Find and copy each line of the records where the string "Всероссийском" shows up.

----------

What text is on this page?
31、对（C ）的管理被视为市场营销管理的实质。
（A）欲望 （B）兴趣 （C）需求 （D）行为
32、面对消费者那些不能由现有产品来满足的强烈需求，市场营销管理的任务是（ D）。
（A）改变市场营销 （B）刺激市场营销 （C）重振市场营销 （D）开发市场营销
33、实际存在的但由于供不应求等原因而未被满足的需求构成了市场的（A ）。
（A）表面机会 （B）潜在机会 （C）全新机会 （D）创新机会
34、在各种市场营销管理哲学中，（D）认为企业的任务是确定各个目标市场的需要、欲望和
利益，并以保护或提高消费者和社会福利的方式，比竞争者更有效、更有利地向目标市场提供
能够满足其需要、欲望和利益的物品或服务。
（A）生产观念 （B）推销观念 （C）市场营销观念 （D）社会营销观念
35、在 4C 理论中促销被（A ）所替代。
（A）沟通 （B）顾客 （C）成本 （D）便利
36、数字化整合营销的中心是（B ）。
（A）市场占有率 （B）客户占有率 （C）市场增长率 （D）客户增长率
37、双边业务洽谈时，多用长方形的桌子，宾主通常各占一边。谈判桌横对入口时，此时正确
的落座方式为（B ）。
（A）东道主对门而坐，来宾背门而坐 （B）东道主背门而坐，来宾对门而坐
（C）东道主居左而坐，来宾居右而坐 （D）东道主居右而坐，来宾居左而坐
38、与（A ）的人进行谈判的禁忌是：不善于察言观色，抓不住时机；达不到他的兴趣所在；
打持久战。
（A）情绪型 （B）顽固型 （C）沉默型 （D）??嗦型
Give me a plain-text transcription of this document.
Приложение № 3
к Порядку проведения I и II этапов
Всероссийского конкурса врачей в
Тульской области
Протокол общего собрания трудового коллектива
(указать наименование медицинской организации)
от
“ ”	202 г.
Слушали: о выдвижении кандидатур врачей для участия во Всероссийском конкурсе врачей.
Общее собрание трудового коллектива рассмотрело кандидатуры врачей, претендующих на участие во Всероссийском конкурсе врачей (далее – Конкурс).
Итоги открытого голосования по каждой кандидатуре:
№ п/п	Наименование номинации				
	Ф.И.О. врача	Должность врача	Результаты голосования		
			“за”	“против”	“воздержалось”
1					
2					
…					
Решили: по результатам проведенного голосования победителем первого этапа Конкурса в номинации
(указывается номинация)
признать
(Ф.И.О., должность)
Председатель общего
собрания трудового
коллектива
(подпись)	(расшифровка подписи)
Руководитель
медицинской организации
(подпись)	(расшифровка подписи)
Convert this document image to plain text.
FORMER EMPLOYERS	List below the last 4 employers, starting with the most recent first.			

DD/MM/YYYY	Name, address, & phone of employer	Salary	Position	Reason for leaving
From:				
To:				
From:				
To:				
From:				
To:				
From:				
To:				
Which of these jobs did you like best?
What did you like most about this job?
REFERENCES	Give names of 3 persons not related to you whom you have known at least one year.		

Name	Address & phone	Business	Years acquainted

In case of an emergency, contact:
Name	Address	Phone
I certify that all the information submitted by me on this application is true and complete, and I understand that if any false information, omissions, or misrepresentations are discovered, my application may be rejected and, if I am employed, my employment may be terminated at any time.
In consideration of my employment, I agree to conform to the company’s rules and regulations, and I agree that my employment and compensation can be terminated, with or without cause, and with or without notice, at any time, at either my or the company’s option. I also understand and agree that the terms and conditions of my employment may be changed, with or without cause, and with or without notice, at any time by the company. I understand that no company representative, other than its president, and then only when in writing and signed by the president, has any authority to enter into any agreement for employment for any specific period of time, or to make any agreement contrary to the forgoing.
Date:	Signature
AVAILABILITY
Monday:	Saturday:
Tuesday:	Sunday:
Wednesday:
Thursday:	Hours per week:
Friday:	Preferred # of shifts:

----------

■ **FINISHED EXERCISE**:
Слушали: о выдвижении кандидатур врачей для участия во Всероссийском конкурсе врачей.
Общее собрание трудового коллектива рассмотрело кандидатуры врачей, претендующих на участие во Всероссийском конкурсе врачей (далее – Конкурс).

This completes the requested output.